===== Input rows
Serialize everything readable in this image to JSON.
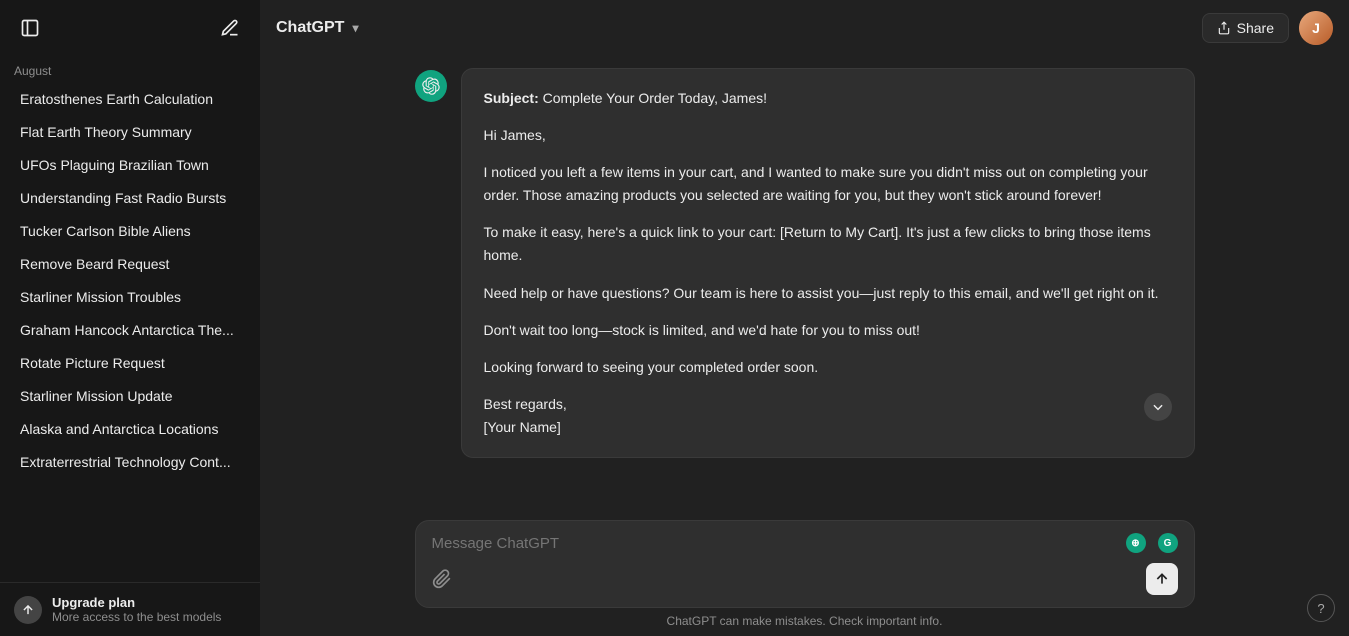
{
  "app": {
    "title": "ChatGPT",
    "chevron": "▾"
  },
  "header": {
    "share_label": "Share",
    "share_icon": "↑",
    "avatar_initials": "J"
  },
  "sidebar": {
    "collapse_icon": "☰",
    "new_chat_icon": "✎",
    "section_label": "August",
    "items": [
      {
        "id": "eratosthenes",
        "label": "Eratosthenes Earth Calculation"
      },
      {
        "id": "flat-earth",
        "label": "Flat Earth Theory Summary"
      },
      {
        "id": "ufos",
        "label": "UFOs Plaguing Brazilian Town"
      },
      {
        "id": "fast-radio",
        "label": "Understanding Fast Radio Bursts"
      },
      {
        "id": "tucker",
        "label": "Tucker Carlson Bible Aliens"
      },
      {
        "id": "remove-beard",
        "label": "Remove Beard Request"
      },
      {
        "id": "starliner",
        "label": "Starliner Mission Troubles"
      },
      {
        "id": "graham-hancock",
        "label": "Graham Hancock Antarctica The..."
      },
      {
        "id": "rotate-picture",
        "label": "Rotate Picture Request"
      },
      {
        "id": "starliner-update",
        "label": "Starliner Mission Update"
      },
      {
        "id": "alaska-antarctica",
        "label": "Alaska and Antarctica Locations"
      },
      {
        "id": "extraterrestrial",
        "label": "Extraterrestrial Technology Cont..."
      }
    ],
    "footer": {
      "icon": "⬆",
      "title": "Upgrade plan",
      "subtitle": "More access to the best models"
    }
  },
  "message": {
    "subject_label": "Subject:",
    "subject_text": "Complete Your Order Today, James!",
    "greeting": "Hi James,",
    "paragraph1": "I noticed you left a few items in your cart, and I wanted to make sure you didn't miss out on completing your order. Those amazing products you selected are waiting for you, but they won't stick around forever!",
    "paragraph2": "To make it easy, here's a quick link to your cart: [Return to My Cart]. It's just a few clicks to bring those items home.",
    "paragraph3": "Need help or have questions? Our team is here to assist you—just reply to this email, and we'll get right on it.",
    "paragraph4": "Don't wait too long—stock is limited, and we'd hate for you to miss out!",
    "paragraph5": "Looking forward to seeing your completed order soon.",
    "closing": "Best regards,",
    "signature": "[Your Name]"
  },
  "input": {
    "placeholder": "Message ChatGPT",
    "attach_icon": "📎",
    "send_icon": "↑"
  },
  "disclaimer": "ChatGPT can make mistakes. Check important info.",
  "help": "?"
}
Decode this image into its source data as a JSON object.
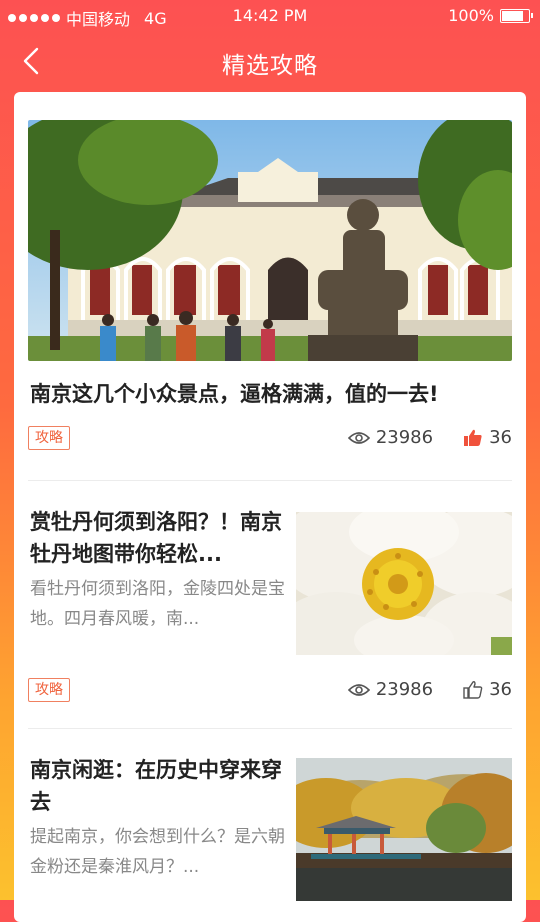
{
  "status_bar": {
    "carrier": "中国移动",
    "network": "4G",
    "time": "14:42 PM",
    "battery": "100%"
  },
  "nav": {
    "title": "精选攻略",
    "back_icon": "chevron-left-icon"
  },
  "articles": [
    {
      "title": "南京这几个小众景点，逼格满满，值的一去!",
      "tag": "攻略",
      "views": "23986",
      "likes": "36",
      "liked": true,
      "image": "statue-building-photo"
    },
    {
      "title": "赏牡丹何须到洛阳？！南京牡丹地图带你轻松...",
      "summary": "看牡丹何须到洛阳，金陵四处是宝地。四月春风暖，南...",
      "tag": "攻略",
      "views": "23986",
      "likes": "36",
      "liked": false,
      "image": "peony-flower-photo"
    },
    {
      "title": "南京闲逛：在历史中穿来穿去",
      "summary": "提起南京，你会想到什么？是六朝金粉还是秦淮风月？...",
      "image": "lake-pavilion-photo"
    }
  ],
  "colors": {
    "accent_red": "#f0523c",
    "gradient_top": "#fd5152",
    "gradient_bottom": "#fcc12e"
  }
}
==========
- **Task goal**: From the listing above, collect each line in which the string "image" appears.

- **Written reply**:
Serialize everything readable in this image to JSON.
Decode this image into its source data as a JSON object.
      "image": "statue-building-photo"
      "image": "peony-flower-photo"
      "image": "lake-pavilion-photo"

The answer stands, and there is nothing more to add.